_SHORT PROBLEM_
Identify and reproduce every line holding the string "this".

_ROWS_
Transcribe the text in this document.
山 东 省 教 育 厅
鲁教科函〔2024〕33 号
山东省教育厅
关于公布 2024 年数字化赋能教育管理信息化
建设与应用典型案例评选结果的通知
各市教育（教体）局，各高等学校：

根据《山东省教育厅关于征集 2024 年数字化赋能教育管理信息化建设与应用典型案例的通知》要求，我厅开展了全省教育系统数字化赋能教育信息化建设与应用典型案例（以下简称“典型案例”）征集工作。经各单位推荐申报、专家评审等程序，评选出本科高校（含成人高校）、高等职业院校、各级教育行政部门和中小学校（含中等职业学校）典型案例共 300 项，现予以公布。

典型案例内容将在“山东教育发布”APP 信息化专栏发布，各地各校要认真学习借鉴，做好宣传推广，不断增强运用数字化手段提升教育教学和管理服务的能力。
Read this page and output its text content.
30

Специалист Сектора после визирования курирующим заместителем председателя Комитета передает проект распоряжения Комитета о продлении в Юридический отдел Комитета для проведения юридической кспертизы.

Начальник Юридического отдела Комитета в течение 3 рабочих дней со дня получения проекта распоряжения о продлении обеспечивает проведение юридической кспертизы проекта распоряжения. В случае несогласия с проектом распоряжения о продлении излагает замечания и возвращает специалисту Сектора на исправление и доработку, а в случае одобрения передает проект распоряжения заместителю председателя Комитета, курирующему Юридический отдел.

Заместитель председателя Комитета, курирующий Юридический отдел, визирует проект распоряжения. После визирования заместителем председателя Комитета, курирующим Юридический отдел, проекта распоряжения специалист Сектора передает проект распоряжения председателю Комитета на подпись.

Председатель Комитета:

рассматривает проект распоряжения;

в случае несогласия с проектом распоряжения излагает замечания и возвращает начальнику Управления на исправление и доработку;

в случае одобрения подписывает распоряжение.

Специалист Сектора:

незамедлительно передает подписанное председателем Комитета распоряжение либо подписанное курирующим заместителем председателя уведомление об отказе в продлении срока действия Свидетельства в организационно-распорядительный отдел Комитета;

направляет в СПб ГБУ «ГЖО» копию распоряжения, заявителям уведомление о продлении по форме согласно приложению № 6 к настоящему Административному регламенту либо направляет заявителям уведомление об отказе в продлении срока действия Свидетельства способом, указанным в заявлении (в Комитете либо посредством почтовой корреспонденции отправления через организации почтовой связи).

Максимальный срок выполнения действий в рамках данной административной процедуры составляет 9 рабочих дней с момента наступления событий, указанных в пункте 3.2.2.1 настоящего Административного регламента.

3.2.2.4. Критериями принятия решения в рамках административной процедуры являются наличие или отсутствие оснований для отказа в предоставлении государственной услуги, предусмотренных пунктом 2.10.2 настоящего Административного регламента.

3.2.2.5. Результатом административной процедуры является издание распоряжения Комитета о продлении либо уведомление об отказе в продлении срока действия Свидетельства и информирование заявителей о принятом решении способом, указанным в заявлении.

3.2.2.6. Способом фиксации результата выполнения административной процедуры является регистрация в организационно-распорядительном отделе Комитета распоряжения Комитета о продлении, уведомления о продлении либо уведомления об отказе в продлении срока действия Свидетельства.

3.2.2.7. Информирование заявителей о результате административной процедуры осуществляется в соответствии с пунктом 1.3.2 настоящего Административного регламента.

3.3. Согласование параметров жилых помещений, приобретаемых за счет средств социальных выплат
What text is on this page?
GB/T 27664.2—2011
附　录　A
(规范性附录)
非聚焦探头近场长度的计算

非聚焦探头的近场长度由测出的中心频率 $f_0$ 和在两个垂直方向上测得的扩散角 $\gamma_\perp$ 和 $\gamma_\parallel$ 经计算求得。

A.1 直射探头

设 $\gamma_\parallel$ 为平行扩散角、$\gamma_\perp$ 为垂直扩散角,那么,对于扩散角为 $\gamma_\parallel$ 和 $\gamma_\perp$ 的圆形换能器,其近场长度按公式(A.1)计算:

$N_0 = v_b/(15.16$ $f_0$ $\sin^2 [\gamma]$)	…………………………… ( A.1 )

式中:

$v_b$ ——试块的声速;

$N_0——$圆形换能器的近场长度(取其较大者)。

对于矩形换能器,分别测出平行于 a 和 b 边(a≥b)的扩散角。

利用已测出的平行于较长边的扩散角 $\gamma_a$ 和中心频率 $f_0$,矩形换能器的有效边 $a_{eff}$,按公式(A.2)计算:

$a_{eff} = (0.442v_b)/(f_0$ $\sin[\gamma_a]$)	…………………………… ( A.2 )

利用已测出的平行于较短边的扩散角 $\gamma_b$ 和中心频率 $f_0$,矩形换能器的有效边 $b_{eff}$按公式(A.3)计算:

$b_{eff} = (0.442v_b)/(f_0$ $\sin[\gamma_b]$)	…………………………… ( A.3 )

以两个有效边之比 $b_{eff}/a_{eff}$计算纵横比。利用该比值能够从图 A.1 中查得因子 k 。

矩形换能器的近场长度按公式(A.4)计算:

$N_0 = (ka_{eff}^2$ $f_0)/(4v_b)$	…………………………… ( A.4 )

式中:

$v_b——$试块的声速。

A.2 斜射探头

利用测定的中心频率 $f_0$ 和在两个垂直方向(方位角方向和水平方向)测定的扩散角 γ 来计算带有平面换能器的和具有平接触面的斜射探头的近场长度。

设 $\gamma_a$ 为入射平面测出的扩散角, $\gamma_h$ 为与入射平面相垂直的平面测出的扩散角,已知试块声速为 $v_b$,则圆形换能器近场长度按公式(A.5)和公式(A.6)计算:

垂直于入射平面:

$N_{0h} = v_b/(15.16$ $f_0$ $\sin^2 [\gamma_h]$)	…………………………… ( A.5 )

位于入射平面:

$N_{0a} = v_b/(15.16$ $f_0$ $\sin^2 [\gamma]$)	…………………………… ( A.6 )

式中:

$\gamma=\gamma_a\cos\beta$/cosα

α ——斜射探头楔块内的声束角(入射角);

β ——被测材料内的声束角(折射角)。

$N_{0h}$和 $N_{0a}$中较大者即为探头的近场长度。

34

_THE REPLY_
Transcribe the text in this document.
Read this page and output its text content.
What text is on this page?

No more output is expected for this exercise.